# [Material shown]
— Start —

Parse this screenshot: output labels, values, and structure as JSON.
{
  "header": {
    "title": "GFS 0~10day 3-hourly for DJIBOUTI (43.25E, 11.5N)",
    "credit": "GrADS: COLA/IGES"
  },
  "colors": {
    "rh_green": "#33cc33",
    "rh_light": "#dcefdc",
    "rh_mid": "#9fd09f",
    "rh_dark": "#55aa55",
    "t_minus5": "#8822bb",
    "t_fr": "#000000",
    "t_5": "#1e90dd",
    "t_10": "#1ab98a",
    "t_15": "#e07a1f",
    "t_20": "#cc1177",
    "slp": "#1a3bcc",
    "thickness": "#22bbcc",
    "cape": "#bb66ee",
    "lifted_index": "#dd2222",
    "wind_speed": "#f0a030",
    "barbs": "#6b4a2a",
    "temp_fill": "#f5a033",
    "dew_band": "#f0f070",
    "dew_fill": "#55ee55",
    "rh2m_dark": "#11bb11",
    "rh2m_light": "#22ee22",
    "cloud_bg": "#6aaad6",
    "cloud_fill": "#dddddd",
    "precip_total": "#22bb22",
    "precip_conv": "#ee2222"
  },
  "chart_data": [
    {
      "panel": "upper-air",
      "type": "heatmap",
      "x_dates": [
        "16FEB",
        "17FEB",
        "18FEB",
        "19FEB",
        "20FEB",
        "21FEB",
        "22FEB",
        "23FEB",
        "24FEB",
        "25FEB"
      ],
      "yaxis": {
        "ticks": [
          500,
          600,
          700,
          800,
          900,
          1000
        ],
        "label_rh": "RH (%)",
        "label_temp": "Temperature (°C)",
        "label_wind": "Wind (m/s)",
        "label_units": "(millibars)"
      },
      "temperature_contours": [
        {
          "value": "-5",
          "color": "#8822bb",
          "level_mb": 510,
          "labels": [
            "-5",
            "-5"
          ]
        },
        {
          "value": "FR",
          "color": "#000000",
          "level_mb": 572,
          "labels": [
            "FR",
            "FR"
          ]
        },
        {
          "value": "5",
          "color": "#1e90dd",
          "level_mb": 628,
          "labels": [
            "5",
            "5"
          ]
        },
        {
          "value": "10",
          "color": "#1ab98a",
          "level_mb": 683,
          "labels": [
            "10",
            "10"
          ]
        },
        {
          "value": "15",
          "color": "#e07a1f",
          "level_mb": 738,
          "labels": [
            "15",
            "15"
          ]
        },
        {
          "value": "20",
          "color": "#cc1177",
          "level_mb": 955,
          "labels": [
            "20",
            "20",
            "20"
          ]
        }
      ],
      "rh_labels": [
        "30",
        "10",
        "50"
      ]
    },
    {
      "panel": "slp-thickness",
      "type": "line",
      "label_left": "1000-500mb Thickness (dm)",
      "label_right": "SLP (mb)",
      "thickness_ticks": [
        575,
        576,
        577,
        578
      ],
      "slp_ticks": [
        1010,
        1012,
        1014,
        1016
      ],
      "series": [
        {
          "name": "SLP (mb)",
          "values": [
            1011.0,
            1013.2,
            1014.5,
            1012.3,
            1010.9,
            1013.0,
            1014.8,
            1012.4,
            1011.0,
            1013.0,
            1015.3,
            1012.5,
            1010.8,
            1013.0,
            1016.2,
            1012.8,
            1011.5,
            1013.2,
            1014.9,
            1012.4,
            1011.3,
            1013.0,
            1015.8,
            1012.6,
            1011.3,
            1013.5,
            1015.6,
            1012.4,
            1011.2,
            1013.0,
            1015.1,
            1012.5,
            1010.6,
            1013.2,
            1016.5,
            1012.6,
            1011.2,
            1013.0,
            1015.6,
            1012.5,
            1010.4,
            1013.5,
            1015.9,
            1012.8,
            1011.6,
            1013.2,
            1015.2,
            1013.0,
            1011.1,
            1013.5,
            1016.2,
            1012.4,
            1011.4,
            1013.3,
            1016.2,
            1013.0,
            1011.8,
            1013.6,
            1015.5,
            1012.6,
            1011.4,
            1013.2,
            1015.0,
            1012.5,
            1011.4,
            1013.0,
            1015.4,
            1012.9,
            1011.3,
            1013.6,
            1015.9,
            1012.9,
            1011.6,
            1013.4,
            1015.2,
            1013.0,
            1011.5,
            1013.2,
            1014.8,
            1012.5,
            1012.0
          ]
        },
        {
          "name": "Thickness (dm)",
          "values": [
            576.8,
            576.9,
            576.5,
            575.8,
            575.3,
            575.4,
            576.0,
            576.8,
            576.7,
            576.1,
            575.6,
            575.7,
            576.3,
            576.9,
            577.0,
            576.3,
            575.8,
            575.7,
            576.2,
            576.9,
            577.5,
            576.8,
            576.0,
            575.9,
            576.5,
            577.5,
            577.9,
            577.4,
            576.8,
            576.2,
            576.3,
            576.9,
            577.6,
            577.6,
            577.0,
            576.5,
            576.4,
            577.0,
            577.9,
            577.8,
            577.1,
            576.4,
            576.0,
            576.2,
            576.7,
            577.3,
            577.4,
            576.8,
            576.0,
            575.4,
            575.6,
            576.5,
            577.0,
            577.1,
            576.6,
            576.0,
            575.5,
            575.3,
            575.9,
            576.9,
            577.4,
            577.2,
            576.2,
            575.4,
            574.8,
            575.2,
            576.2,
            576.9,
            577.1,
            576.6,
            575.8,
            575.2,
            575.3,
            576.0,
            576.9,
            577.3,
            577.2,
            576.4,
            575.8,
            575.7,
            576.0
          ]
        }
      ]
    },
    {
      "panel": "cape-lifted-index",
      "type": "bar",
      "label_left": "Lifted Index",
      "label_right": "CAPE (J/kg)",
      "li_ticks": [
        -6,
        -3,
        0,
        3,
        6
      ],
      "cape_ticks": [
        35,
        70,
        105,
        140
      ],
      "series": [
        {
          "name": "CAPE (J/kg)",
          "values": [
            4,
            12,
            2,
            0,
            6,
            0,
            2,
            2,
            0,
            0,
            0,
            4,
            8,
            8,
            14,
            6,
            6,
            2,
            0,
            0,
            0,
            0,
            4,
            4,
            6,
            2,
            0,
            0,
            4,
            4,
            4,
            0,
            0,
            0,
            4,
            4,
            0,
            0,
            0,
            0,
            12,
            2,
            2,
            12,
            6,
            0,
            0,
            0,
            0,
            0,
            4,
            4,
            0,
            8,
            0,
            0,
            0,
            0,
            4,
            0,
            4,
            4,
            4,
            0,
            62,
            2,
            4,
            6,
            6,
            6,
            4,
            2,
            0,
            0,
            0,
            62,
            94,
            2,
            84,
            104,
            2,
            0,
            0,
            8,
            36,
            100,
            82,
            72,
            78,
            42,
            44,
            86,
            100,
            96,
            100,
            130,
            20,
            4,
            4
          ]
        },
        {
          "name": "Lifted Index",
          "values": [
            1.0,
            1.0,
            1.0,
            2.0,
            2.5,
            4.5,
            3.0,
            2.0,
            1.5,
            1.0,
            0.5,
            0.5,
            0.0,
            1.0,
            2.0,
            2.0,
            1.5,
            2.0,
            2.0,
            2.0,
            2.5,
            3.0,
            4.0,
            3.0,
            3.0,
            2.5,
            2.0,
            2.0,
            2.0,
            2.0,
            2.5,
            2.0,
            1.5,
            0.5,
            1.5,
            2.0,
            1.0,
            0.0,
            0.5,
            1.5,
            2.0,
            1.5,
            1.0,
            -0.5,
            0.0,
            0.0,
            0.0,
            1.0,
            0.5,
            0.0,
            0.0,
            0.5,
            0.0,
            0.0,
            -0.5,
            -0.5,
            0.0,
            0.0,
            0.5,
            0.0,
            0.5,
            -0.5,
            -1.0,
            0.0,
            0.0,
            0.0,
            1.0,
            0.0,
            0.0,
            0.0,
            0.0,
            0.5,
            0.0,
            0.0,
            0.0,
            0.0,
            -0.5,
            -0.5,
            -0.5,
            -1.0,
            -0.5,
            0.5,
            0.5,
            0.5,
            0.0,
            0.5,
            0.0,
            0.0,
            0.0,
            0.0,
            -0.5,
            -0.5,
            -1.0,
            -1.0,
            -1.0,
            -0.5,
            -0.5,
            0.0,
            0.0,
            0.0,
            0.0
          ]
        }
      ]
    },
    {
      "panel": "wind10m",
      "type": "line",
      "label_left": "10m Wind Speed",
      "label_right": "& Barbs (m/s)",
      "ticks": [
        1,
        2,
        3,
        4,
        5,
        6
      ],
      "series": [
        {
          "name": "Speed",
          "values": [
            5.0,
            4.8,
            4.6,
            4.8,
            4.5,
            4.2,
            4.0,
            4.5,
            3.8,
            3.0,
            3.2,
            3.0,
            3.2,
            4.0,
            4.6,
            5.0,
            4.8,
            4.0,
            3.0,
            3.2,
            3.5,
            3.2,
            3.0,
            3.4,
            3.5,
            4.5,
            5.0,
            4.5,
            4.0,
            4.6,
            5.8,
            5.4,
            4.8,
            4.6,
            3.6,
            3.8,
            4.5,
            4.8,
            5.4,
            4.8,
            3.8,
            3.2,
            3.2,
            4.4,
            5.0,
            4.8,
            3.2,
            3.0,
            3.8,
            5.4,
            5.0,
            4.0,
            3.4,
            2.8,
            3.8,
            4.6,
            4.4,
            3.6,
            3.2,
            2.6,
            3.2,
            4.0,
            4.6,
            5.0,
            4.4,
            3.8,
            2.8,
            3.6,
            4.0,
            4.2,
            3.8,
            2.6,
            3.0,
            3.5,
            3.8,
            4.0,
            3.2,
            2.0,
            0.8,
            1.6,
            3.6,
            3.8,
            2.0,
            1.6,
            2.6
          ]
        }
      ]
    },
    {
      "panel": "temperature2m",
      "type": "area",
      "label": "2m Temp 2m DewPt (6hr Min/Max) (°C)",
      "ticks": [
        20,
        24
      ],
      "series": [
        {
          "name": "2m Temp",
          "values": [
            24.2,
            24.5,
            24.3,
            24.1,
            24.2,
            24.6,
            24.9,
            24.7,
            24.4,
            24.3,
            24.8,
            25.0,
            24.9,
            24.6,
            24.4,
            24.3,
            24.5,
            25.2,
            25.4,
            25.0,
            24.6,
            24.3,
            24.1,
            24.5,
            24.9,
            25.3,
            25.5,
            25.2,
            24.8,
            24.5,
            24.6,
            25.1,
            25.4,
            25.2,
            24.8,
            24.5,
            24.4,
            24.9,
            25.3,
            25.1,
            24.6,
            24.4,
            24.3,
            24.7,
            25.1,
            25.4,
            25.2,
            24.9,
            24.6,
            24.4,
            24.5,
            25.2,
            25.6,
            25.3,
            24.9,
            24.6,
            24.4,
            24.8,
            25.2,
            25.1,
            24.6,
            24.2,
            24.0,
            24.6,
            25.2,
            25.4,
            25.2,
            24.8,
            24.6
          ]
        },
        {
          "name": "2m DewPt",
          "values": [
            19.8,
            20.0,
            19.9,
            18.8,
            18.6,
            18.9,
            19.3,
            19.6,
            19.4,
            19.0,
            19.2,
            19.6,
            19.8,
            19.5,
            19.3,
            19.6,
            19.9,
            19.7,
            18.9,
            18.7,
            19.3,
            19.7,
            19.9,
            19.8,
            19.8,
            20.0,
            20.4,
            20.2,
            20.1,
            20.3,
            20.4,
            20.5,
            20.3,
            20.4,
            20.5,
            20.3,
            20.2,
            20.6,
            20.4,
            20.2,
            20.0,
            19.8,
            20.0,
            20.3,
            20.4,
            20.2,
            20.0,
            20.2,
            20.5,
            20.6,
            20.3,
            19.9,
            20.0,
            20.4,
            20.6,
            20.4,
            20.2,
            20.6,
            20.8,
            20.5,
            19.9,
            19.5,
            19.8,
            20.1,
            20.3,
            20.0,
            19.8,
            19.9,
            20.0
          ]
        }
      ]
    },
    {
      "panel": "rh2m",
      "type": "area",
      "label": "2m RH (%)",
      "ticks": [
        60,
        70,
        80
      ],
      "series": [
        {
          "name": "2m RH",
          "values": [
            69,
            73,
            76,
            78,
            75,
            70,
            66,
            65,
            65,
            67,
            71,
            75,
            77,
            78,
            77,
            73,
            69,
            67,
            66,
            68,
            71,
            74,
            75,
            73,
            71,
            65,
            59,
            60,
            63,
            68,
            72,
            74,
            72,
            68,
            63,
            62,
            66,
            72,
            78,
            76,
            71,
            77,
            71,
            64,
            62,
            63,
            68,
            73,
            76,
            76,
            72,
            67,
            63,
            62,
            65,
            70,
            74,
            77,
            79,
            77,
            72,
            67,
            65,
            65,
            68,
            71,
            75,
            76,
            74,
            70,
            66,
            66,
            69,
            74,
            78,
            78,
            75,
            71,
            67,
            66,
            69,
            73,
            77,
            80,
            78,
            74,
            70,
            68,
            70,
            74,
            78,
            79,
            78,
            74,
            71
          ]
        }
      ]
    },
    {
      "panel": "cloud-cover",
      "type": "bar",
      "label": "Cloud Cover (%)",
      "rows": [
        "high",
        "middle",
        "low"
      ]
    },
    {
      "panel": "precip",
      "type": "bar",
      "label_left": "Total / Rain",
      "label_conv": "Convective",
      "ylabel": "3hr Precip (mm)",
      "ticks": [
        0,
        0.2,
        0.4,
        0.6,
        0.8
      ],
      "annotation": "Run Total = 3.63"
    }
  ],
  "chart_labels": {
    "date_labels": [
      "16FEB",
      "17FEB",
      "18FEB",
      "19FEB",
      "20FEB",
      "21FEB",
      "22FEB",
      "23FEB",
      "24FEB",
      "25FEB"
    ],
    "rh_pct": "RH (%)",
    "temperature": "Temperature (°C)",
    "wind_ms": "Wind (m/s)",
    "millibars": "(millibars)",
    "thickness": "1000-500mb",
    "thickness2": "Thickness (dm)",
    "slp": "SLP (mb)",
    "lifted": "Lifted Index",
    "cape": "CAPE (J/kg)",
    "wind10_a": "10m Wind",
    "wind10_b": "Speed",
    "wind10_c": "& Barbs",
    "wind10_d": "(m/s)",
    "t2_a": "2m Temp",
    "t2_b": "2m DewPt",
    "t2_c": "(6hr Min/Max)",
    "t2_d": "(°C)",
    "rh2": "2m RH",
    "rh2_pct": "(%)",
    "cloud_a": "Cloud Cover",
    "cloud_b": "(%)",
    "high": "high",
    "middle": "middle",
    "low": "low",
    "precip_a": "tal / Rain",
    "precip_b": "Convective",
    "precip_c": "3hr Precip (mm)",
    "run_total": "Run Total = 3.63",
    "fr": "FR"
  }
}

— End —

From the entries above, copy every line containing the word "Convective".

# [Task answer]
      "label_conv": "Convective",
    "precip_b": "Convective",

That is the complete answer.